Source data

════════════════════

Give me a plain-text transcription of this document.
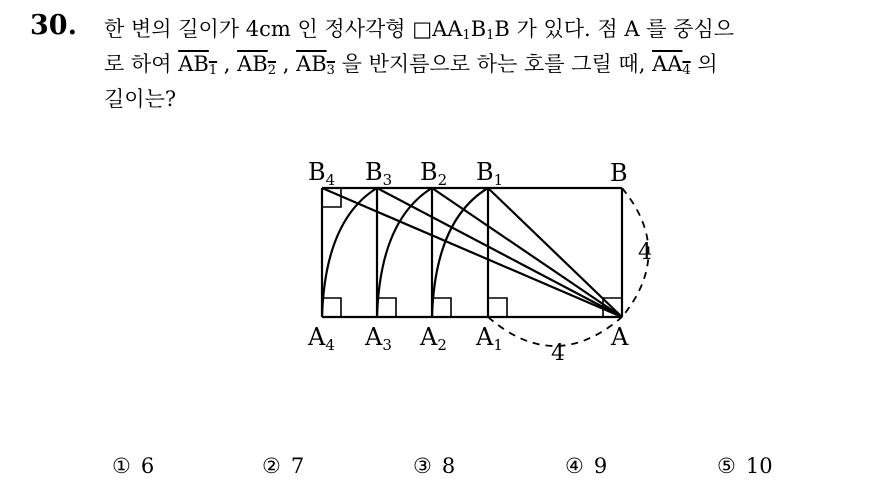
30. 한 변의 길이가 4cm 인 정사각형 $□AA_1B_1B$ 가 있다. 점 A 를 중심으
로 하여 $AB_1$ , $AB_2$ , $AB_3$ 을 반지름으로 하는 호를 그릴 때, $AA_4$ 의
길이는?
$B_4$ $B_3$ $B_2$ $B_1$	B
$A_4$ $A_3$ $A_2$ $A_1$	A
4
4
① 6	② 7	③ 8	④ 9	⑤ 10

════════════════════

### [What this task involves]
Return each line exactly as written. Any picture gets left out.

### [Problem solution]
Give me a plain-text transcription of this document.
30. 한 변의 길이가 4cm 인 정사각형 $□AA_1B_1B$ 가 있다. 점 A 를 중심으
로 하여 $AB_1$ , $AB_2$ , $AB_3$ 을 반지름으로 하는 호를 그릴 때, $AA_4$ 의
길이는?
$B_4$ $B_3$ $B_2$ $B_1$	B
$A_4$ $A_3$ $A_2$ $A_1$	A
4
4
① 6	② 7	③ 8	④ 9	⑤ 10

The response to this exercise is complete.